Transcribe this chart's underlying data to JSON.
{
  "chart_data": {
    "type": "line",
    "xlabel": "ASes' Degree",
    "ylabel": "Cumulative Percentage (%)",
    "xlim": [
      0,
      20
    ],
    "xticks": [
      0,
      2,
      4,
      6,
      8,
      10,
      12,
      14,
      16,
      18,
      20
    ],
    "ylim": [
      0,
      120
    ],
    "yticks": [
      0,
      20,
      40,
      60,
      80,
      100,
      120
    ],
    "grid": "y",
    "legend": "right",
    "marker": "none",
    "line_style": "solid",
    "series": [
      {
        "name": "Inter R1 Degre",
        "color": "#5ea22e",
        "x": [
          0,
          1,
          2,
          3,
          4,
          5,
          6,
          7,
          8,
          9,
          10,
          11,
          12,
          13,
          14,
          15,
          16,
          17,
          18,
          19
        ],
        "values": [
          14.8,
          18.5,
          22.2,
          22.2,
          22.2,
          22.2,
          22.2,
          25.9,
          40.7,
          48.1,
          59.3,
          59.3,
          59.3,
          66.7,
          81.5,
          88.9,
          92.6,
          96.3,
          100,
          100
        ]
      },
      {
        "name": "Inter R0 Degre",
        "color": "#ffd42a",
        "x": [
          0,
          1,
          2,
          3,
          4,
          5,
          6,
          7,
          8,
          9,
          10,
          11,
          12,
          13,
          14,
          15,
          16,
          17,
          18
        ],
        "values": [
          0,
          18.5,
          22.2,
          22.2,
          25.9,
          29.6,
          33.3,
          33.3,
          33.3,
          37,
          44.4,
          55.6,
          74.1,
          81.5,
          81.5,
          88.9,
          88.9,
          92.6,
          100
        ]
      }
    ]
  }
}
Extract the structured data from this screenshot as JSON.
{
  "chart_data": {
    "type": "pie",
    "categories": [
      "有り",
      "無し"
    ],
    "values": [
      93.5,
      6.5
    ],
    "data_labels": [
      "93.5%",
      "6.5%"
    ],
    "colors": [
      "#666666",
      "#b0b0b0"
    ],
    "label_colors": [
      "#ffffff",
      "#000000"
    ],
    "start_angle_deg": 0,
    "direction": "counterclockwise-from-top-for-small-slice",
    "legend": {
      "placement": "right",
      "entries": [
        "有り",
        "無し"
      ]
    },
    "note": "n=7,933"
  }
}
- - - - -
• [TASK INSTRUCTIONS] Pick out all the lines with the word "this" in them and copy them.

• [EXPECTED ANSWER]
Transcribe this chart's underlying data to JSON.
Extract the structured data from this screenshot as JSON.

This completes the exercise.